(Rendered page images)
Segment Open

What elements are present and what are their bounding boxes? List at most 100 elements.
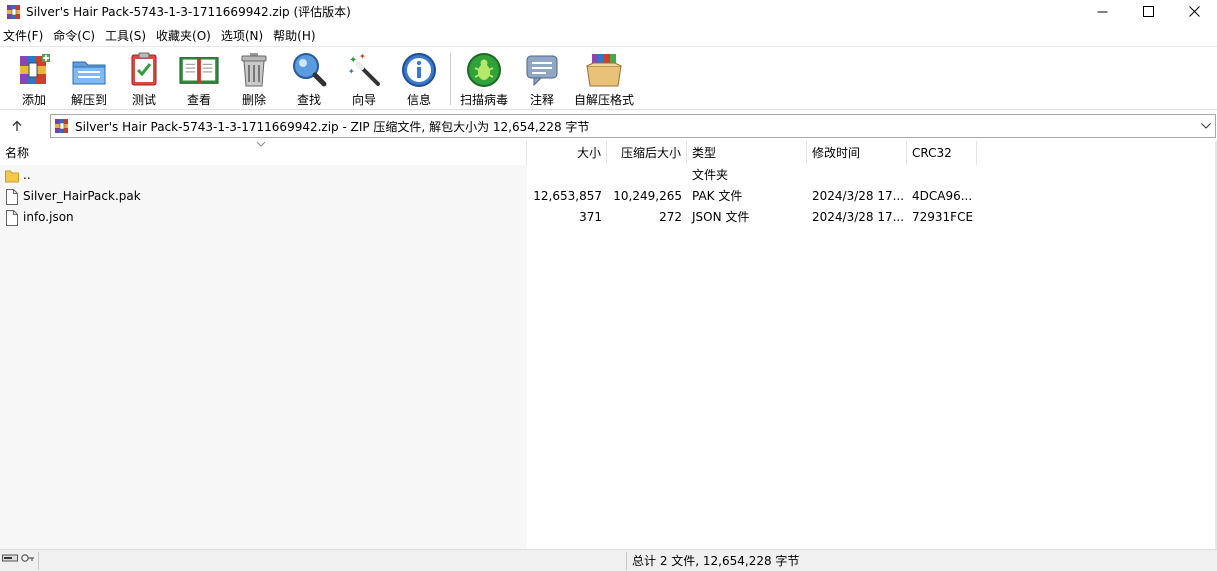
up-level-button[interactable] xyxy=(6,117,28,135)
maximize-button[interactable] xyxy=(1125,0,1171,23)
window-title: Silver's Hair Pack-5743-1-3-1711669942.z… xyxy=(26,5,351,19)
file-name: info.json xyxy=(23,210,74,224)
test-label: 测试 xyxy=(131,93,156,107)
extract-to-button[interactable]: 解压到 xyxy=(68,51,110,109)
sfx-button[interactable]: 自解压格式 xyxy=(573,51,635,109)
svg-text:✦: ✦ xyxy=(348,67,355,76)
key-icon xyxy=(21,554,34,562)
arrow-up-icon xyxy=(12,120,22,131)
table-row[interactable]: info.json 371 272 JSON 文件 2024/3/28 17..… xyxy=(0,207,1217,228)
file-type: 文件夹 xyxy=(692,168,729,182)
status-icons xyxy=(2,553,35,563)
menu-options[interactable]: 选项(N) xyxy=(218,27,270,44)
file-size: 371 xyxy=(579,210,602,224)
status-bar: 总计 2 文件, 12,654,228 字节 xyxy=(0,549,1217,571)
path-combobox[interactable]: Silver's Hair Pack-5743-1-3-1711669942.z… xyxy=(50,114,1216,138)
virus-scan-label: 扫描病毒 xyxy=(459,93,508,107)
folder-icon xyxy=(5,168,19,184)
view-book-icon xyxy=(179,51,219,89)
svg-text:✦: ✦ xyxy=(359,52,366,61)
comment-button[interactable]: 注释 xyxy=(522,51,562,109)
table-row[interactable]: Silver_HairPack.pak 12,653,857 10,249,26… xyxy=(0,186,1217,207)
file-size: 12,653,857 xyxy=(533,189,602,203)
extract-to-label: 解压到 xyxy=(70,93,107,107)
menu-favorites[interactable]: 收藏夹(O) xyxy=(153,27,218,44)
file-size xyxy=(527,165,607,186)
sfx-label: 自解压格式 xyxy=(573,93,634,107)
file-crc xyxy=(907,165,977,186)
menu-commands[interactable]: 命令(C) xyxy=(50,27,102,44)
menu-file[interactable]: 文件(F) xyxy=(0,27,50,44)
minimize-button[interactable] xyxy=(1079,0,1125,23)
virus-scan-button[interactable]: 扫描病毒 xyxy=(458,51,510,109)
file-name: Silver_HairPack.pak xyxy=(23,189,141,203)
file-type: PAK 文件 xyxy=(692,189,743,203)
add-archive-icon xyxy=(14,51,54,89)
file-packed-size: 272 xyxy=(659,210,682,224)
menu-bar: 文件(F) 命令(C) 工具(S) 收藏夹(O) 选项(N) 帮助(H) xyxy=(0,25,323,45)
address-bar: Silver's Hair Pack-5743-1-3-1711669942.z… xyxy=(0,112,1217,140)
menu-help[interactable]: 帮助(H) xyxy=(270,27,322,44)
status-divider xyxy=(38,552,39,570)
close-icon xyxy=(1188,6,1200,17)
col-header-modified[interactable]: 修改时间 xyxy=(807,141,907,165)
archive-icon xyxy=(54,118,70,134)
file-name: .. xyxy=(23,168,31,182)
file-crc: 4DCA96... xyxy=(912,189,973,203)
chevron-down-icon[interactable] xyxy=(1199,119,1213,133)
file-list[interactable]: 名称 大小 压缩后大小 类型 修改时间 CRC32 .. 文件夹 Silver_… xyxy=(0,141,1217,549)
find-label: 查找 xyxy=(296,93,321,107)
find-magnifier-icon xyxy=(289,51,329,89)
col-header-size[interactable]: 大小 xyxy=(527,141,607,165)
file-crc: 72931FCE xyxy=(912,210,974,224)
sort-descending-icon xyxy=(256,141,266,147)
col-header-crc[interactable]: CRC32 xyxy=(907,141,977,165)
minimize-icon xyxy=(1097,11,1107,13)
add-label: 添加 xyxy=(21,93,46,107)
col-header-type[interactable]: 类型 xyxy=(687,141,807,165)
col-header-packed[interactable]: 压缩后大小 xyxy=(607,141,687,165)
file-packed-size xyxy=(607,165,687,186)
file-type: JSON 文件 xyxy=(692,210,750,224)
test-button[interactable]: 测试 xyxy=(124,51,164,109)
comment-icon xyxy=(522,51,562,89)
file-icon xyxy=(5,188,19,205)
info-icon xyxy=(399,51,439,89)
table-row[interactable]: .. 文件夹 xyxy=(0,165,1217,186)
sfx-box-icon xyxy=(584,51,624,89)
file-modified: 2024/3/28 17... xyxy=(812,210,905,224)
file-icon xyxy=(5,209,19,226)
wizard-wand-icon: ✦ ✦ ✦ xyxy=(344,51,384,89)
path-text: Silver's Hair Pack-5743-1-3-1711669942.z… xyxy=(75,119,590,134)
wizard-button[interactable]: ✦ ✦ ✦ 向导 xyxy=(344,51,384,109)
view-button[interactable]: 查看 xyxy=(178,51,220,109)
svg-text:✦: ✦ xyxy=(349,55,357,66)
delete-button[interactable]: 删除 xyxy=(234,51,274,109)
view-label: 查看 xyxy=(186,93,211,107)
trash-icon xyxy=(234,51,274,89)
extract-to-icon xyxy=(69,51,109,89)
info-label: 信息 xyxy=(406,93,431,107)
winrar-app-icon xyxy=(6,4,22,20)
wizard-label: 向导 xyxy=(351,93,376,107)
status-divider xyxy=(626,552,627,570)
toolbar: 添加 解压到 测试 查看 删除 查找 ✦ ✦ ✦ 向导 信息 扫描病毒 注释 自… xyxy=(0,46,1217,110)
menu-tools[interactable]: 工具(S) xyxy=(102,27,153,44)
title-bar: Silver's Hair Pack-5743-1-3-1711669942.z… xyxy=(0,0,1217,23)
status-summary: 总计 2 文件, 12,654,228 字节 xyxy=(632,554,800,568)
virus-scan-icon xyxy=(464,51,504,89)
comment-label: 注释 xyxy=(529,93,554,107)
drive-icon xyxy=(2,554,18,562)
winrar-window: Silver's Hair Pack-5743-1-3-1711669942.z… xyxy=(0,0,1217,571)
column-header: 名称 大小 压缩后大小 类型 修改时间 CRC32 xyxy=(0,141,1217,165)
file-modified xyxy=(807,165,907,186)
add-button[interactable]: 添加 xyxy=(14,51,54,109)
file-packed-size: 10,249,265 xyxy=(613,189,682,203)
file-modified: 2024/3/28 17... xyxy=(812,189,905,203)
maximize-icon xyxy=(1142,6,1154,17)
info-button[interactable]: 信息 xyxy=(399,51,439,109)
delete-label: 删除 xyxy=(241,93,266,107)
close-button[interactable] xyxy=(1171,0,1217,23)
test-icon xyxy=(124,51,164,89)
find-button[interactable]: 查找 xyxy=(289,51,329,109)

Segment Closed
Segment Open

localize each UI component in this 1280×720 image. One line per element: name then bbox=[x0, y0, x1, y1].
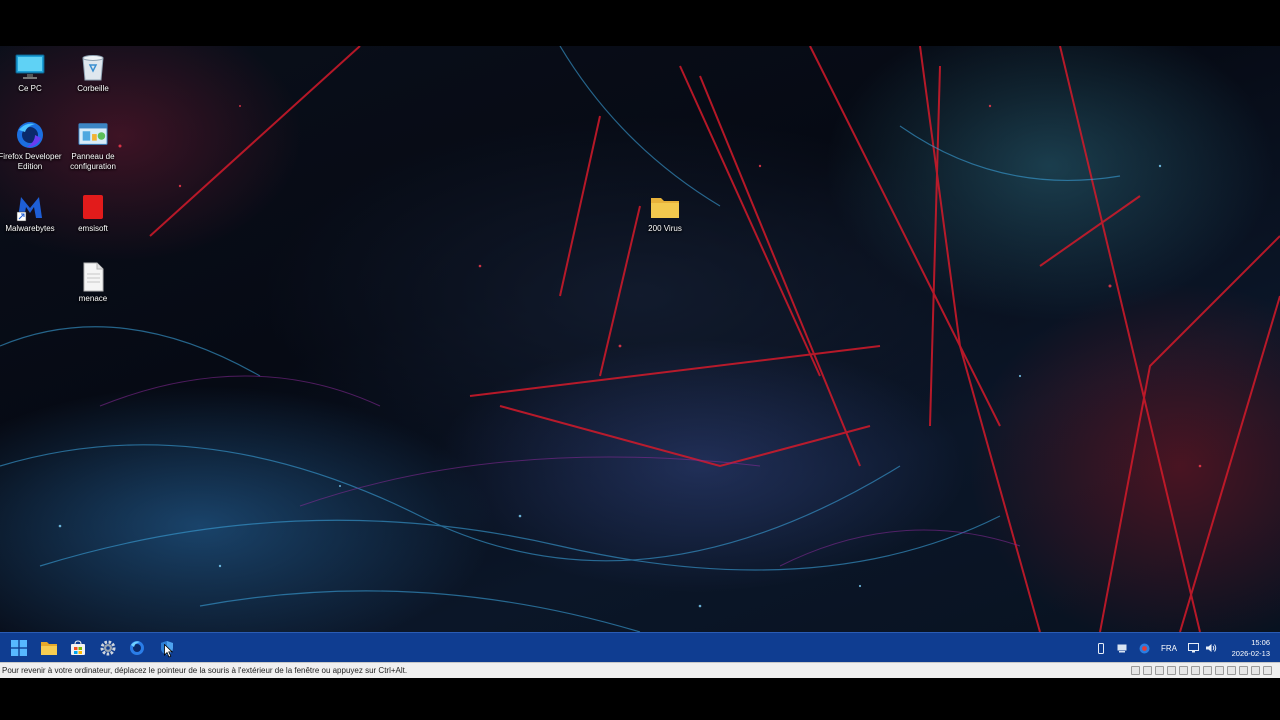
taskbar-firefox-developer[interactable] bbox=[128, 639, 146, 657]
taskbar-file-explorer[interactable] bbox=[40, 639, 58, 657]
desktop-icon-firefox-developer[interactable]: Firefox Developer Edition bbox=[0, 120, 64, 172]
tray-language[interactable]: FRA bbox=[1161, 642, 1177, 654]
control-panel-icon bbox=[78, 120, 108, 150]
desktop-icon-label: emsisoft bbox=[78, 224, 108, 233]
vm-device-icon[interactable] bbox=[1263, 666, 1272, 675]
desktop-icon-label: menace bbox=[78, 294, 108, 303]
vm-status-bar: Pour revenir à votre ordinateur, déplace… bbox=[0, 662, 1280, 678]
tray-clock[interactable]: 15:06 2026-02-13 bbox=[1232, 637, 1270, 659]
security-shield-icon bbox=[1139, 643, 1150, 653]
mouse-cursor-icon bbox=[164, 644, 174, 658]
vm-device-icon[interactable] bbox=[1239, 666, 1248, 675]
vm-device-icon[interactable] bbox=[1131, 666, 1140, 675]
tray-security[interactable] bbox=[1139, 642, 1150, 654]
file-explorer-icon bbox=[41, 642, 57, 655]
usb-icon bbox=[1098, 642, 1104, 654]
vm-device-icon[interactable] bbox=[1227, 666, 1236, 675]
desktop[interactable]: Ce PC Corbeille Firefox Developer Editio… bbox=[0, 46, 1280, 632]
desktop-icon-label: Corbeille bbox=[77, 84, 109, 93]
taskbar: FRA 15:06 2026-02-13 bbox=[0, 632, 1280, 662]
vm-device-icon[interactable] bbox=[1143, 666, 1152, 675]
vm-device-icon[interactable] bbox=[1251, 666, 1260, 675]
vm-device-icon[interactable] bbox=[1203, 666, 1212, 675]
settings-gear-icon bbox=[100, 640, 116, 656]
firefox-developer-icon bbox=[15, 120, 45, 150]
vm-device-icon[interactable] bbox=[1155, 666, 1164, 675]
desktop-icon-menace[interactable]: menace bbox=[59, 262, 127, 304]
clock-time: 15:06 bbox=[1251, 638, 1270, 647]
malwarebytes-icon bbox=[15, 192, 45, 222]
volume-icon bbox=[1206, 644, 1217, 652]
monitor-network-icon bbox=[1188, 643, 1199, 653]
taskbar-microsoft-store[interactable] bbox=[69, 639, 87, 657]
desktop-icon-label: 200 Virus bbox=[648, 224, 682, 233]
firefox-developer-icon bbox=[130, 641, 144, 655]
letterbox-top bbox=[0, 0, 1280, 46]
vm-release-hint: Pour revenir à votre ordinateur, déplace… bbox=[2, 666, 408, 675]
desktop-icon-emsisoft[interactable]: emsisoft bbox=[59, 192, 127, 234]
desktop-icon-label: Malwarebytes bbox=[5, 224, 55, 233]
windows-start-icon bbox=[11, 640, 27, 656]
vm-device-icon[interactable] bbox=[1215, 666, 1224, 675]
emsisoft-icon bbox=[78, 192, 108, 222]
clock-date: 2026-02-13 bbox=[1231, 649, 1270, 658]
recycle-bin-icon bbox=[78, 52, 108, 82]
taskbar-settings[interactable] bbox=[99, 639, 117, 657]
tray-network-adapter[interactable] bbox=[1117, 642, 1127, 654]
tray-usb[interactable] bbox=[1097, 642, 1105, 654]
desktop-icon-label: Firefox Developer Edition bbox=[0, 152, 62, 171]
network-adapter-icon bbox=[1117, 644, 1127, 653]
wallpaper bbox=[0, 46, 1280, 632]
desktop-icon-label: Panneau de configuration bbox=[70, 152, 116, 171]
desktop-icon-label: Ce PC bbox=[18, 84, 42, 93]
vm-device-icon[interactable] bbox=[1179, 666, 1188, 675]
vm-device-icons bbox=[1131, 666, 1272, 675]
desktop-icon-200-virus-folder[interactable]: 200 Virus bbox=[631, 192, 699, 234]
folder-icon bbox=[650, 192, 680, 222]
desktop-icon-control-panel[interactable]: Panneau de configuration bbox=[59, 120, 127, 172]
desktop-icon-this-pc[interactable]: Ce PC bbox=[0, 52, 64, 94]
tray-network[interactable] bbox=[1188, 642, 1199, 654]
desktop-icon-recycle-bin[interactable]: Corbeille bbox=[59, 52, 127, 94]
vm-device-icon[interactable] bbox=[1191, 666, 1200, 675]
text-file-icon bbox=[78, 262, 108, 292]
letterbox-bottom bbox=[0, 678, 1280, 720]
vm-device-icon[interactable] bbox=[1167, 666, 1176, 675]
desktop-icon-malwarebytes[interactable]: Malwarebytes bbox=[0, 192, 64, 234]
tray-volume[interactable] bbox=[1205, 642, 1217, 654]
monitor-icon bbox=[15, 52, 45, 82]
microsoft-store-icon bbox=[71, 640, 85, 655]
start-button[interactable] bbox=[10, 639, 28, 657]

Segment Closed

Every line above with the string "tray" in it should be copied into the answer.

_Task result_
tray-language[interactable]: FRA bbox=[1161, 642, 1177, 654]
tray-clock[interactable]: 15:06 2026-02-13 bbox=[1232, 637, 1270, 659]
tray-security[interactable] bbox=[1139, 642, 1150, 654]
tray-network-adapter[interactable] bbox=[1117, 642, 1127, 654]
tray-usb[interactable] bbox=[1097, 642, 1105, 654]
tray-network[interactable] bbox=[1188, 642, 1199, 654]
tray-volume[interactable] bbox=[1205, 642, 1217, 654]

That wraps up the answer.